>>
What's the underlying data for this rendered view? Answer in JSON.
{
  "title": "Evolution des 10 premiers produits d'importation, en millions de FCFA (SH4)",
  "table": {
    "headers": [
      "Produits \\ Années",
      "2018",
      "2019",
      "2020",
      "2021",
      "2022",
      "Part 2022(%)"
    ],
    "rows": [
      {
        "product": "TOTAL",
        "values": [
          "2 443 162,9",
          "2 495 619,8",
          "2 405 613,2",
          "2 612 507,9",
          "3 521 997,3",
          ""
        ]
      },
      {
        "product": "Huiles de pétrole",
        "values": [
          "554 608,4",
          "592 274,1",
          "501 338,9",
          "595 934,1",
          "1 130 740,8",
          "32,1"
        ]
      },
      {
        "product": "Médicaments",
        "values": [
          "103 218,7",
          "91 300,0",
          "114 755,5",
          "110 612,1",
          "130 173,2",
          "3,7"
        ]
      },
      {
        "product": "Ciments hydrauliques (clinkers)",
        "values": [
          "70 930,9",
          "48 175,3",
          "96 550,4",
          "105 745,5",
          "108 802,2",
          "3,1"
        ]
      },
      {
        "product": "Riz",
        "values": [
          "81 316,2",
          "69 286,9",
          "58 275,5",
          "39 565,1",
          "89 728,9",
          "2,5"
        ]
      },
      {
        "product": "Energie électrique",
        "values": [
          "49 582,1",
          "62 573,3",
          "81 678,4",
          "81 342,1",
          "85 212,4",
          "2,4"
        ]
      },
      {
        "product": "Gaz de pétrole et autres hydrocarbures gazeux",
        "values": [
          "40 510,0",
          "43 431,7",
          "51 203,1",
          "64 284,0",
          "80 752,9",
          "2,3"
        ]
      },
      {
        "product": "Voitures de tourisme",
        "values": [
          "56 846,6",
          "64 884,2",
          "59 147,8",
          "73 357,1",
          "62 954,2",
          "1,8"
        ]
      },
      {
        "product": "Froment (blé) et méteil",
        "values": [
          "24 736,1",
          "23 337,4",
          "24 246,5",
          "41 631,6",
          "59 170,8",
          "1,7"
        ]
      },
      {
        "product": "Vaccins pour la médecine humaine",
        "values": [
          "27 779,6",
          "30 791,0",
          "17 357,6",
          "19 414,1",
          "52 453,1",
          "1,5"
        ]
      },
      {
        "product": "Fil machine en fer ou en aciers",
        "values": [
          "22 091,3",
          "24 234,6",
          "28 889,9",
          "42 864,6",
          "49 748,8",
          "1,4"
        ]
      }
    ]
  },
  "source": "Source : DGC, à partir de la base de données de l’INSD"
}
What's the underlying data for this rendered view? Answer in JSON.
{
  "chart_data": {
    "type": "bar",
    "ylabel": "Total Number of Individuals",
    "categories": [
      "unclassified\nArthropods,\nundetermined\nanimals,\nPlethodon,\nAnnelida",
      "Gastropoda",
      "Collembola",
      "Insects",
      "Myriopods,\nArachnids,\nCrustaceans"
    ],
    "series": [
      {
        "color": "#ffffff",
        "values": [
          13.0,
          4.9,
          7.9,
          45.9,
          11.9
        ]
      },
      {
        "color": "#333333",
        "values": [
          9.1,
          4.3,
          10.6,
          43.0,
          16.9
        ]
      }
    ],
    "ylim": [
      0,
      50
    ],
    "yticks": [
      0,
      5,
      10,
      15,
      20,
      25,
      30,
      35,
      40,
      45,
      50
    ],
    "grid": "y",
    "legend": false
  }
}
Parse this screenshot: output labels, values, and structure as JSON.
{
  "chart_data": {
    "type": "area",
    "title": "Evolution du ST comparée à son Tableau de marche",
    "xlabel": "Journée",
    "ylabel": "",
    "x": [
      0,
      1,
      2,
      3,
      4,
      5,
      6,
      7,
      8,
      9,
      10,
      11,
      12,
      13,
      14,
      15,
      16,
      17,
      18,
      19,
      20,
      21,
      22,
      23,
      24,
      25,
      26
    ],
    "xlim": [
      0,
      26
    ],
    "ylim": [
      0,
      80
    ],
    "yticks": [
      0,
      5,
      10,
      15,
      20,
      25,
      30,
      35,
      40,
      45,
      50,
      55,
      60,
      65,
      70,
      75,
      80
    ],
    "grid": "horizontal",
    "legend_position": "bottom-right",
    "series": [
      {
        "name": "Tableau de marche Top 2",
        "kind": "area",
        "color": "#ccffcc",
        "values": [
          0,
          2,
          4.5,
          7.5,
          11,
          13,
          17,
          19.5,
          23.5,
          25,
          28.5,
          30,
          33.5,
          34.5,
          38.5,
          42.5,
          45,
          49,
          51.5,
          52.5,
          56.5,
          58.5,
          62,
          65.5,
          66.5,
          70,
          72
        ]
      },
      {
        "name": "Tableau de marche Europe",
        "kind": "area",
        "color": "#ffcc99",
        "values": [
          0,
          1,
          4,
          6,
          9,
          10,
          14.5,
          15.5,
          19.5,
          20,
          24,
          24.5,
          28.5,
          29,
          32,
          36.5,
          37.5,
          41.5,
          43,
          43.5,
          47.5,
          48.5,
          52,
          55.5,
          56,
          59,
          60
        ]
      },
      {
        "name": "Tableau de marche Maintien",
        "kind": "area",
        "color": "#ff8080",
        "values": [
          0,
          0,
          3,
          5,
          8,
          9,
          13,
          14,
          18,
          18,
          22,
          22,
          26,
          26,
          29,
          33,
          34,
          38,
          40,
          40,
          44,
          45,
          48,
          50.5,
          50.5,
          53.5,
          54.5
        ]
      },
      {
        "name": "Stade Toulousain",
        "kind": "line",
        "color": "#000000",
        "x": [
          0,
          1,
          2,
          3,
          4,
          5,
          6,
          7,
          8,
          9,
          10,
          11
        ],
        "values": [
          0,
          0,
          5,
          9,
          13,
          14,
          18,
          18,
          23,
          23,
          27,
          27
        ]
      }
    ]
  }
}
<<
= EXERCISE PROMPT =
Locate the string "product" in the listing above and copy every line where it occurs.

= WORKED ANSWER =
        "product": "TOTAL",
        "product": "Huiles de pétrole",
        "product": "Médicaments",
        "product": "Ciments hydrauliques (clinkers)",
        "product": "Riz",
        "product": "Energie électrique",
        "product": "Gaz de pétrole et autres hydrocarbures gazeux",
        "product": "Voitures de tourisme",
        "product": "Froment (blé) et méteil",
        "product": "Vaccins pour la médecine humaine",
        "product": "Fil machine en fer ou en aciers",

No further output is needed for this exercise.